▶ [GIVEN PROBLEM] Extract the records in full, leaving every picture out.

Dataset items:
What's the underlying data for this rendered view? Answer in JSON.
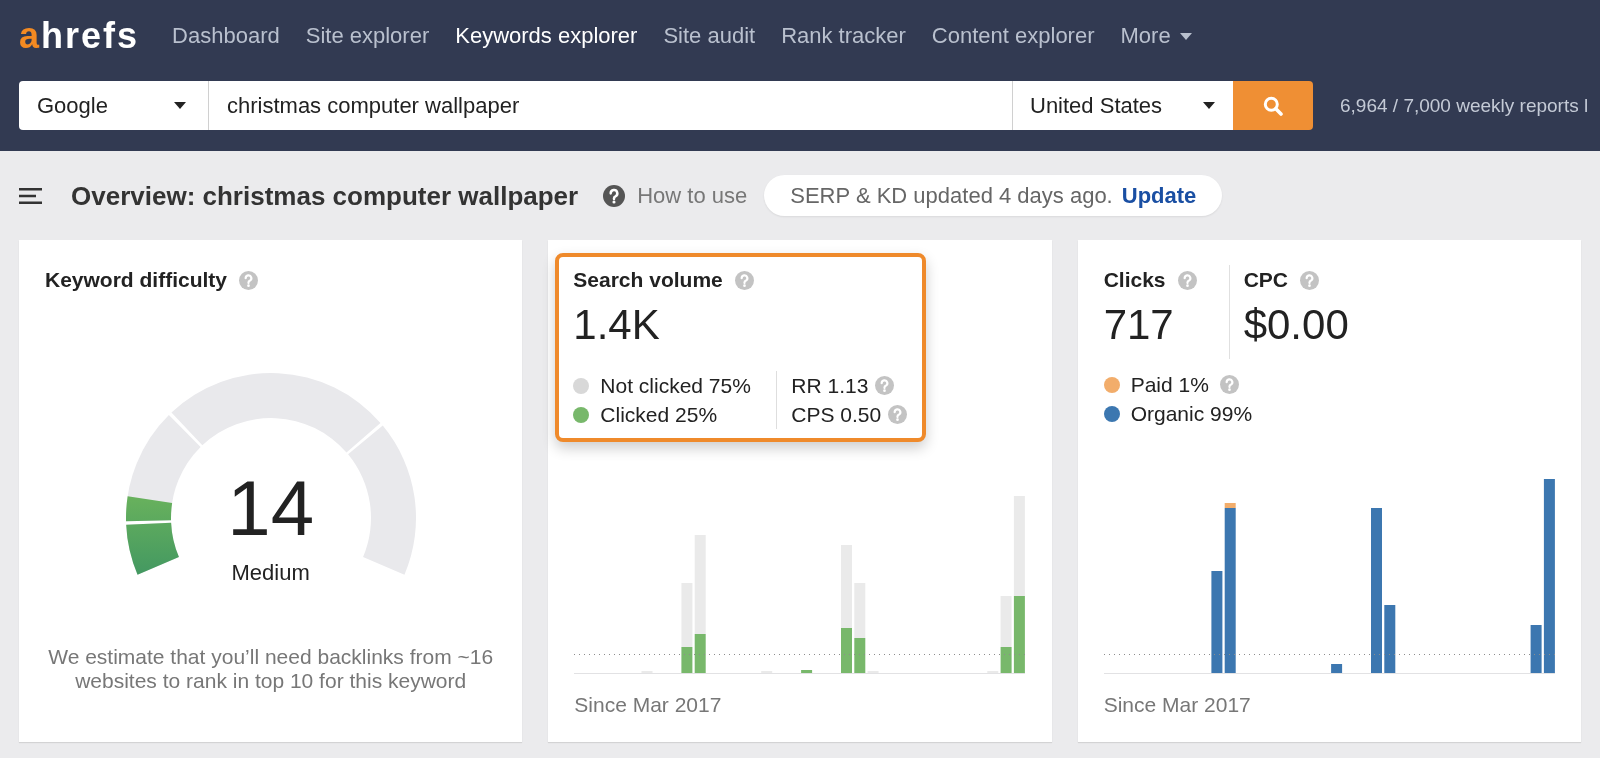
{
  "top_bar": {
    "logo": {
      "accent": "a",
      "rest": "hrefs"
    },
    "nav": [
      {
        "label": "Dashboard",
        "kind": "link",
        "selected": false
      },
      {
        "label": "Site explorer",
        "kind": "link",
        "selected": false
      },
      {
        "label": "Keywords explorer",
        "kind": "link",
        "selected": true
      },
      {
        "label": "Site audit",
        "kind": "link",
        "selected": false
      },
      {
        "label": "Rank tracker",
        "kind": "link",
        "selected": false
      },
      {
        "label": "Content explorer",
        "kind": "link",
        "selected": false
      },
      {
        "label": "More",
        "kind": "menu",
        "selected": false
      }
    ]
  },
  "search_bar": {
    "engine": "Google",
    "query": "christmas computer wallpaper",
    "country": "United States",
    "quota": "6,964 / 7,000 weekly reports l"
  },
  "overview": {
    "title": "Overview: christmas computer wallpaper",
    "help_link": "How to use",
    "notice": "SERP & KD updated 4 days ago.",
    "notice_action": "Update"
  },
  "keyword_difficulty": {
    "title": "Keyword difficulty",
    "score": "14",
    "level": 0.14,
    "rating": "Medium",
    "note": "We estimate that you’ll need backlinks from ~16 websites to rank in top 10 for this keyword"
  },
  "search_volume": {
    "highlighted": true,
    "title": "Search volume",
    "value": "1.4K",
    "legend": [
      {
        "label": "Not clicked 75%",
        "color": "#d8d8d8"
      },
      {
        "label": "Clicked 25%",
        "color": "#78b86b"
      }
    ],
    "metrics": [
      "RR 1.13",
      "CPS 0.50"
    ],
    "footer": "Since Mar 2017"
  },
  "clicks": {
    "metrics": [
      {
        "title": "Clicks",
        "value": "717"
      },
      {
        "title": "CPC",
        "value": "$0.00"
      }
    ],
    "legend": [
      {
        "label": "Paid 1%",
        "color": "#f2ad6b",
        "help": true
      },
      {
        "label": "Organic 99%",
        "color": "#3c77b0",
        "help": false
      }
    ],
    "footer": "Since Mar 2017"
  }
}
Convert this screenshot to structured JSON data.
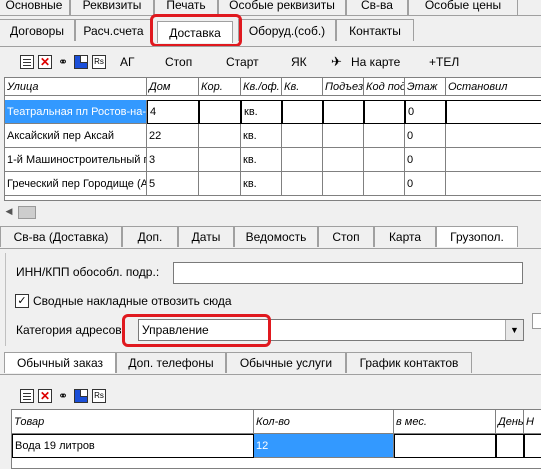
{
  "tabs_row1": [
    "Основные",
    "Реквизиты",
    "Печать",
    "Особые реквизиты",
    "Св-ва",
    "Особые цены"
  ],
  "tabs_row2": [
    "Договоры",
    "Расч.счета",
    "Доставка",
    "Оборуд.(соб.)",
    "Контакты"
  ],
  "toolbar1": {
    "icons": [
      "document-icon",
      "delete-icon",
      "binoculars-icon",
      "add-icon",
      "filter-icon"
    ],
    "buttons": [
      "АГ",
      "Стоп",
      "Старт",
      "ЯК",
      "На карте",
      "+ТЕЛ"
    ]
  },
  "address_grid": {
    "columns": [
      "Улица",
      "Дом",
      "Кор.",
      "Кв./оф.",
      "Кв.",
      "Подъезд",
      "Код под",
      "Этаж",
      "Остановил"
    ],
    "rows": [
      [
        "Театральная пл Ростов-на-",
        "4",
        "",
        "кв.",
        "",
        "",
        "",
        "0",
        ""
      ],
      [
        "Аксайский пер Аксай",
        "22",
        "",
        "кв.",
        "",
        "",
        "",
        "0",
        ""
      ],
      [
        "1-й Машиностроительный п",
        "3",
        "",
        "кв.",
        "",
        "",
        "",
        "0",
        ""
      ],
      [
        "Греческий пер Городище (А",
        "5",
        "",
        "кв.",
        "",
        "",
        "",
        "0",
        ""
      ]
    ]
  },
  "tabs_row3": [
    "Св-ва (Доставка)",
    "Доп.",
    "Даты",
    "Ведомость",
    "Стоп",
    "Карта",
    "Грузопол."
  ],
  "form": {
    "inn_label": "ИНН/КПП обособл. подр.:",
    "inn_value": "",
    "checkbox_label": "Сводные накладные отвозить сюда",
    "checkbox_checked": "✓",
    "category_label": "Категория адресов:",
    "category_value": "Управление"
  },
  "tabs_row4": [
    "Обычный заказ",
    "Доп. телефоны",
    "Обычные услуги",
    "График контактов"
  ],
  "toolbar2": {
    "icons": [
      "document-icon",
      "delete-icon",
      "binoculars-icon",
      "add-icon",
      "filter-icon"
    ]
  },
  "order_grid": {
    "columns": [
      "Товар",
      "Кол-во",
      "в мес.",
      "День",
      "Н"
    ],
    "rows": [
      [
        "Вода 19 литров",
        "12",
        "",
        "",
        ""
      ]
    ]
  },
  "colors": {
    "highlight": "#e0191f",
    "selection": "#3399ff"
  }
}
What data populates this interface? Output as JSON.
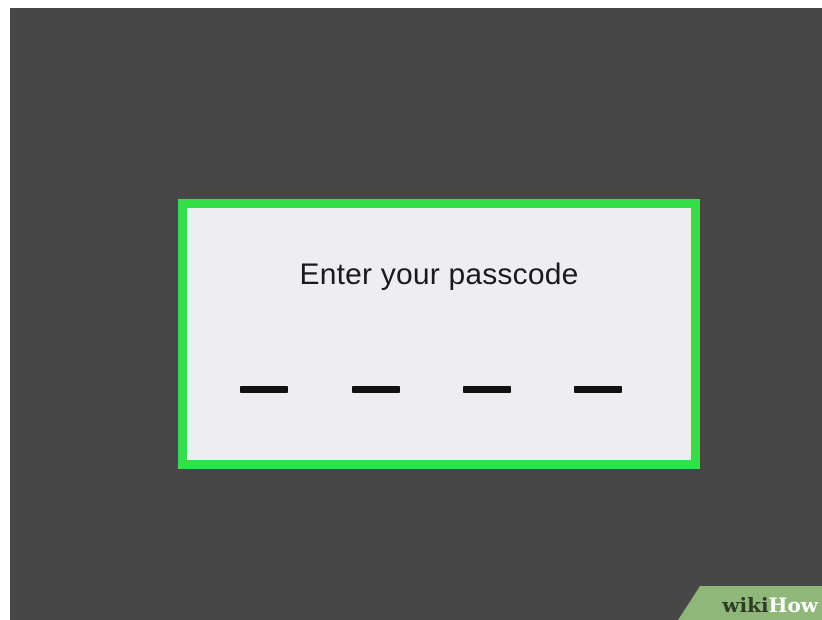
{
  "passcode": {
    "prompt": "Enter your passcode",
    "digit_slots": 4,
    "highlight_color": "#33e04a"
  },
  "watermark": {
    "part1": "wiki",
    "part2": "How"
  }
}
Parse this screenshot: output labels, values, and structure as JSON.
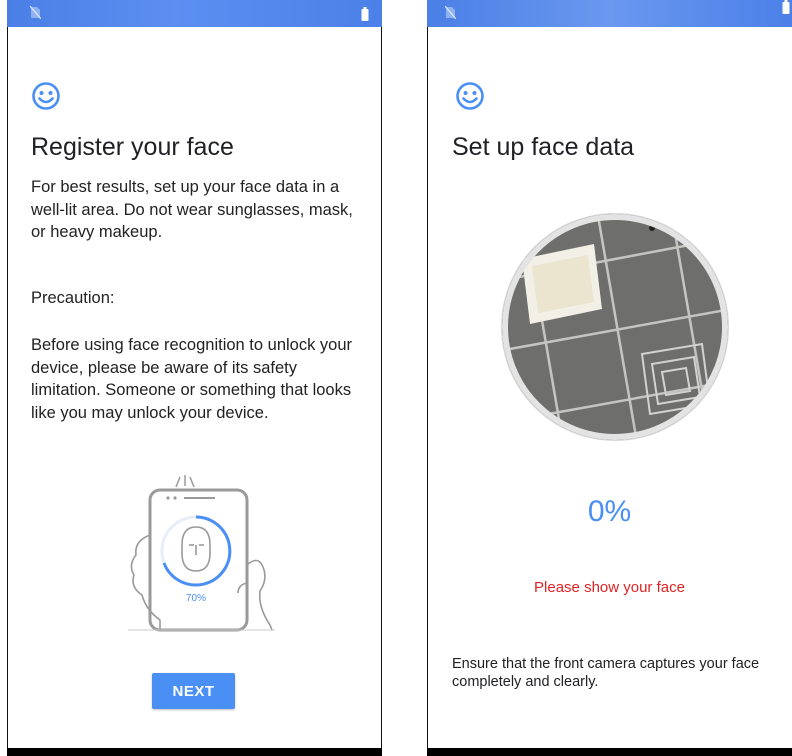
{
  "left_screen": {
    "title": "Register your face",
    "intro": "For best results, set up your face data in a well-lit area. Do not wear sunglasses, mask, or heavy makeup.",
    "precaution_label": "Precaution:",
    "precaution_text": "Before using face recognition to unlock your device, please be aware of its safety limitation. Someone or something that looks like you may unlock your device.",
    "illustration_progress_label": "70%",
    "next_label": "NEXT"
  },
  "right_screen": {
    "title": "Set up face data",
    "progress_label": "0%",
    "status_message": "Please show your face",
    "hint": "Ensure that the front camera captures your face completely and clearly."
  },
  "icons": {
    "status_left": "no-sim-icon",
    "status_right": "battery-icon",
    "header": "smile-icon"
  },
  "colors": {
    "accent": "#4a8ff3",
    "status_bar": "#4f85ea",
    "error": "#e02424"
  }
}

▶ [CORRECT RESULT]
What's the underlying data for this rendered view? Answer in JSON.
{
  "top_bar": {
    "logo": {
      "accent": "a",
      "rest": "hrefs"
    },
    "nav": [
      {
        "label": "Dashboard",
        "kind": "link",
        "selected": false
      },
      {
        "label": "Site explorer",
        "kind": "link",
        "selected": false
      },
      {
        "label": "Keywords explorer",
        "kind": "link",
        "selected": true
      },
      {
        "label": "Site audit",
        "kind": "link",
        "selected": false
      },
      {
        "label": "Rank tracker",
        "kind": "link",
        "selected": false
      },
      {
        "label": "Content explorer",
        "kind": "link",
        "selected": false
      },
      {
        "label": "More",
        "kind": "menu",
        "selected": false
      }
    ]
  },
  "search_bar": {
    "engine": "Google",
    "query": "christmas computer wallpaper",
    "country": "United States",
    "quota": "6,964 / 7,000 weekly reports l"
  },
  "overview": {
    "title": "Overview: christmas computer wallpaper",
    "help_link": "How to use",
    "notice": "SERP & KD updated 4 days ago.",
    "notice_action": "Update"
  },
  "keyword_difficulty": {
    "title": "Keyword difficulty",
    "score": "14",
    "level": 0.14,
    "rating": "Medium",
    "note": "We estimate that you’ll need backlinks from ~16 websites to rank in top 10 for this keyword"
  },
  "search_volume": {
    "highlighted": true,
    "title": "Search volume",
    "value": "1.4K",
    "legend": [
      {
        "label": "Not clicked 75%",
        "color": "#d8d8d8"
      },
      {
        "label": "Clicked 25%",
        "color": "#78b86b"
      }
    ],
    "metrics": [
      "RR 1.13",
      "CPS 0.50"
    ],
    "footer": "Since Mar 2017"
  },
  "clicks": {
    "metrics": [
      {
        "title": "Clicks",
        "value": "717"
      },
      {
        "title": "CPC",
        "value": "$0.00"
      }
    ],
    "legend": [
      {
        "label": "Paid 1%",
        "color": "#f2ad6b",
        "help": true
      },
      {
        "label": "Organic 99%",
        "color": "#3c77b0",
        "help": false
      }
    ],
    "footer": "Since Mar 2017"
  }
}
Convert this screenshot to structured JSON data.
{
  "tabs_row1": [
    "Основные",
    "Реквизиты",
    "Печать",
    "Особые реквизиты",
    "Св-ва",
    "Особые цены"
  ],
  "tabs_row2": [
    "Договоры",
    "Расч.счета",
    "Доставка",
    "Оборуд.(соб.)",
    "Контакты"
  ],
  "toolbar1": {
    "icons": [
      "document-icon",
      "delete-icon",
      "binoculars-icon",
      "add-icon",
      "filter-icon"
    ],
    "buttons": [
      "АГ",
      "Стоп",
      "Старт",
      "ЯК",
      "На карте",
      "+ТЕЛ"
    ]
  },
  "address_grid": {
    "columns": [
      "Улица",
      "Дом",
      "Кор.",
      "Кв./оф.",
      "Кв.",
      "Подъезд",
      "Код под",
      "Этаж",
      "Остановил"
    ],
    "rows": [
      [
        "Театральная пл Ростов-на-",
        "4",
        "",
        "кв.",
        "",
        "",
        "",
        "0",
        ""
      ],
      [
        "Аксайский пер Аксай",
        "22",
        "",
        "кв.",
        "",
        "",
        "",
        "0",
        ""
      ],
      [
        "1-й Машиностроительный п",
        "3",
        "",
        "кв.",
        "",
        "",
        "",
        "0",
        ""
      ],
      [
        "Греческий пер Городище (А",
        "5",
        "",
        "кв.",
        "",
        "",
        "",
        "0",
        ""
      ]
    ]
  },
  "tabs_row3": [
    "Св-ва (Доставка)",
    "Доп.",
    "Даты",
    "Ведомость",
    "Стоп",
    "Карта",
    "Грузопол."
  ],
  "form": {
    "inn_label": "ИНН/КПП обособл. подр.:",
    "inn_value": "",
    "checkbox_label": "Сводные накладные отвозить сюда",
    "checkbox_checked": "✓",
    "category_label": "Категория адресов:",
    "category_value": "Управление"
  },
  "tabs_row4": [
    "Обычный заказ",
    "Доп. телефоны",
    "Обычные услуги",
    "График контактов"
  ],
  "toolbar2": {
    "icons": [
      "document-icon",
      "delete-icon",
      "binoculars-icon",
      "add-icon",
      "filter-icon"
    ]
  },
  "order_grid": {
    "columns": [
      "Товар",
      "Кол-во",
      "в мес.",
      "День",
      "Н"
    ],
    "rows": [
      [
        "Вода 19 литров",
        "12",
        "",
        "",
        ""
      ]
    ]
  },
  "colors": {
    "highlight": "#e0191f",
    "selection": "#3399ff"
  }
}
What data populates this interface? Output as JSON.
{
  "passcode": {
    "prompt": "Enter your passcode",
    "digit_slots": 4,
    "highlight_color": "#33e04a"
  },
  "watermark": {
    "part1": "wiki",
    "part2": "How"
  }
}
Parse this screenshot: output labels, values, and structure as JSON.
{
  "left_screen": {
    "title": "Register your face",
    "intro": "For best results, set up your face data in a well-lit area. Do not wear sunglasses, mask, or heavy makeup.",
    "precaution_label": "Precaution:",
    "precaution_text": "Before using face recognition to unlock your device, please be aware of its safety limitation. Someone or something that looks like you may unlock your device.",
    "illustration_progress_label": "70%",
    "next_label": "NEXT"
  },
  "right_screen": {
    "title": "Set up face data",
    "progress_label": "0%",
    "status_message": "Please show your face",
    "hint": "Ensure that the front camera captures your face completely and clearly."
  },
  "icons": {
    "status_left": "no-sim-icon",
    "status_right": "battery-icon",
    "header": "smile-icon"
  },
  "colors": {
    "accent": "#4a8ff3",
    "status_bar": "#4f85ea",
    "error": "#e02424"
  }
}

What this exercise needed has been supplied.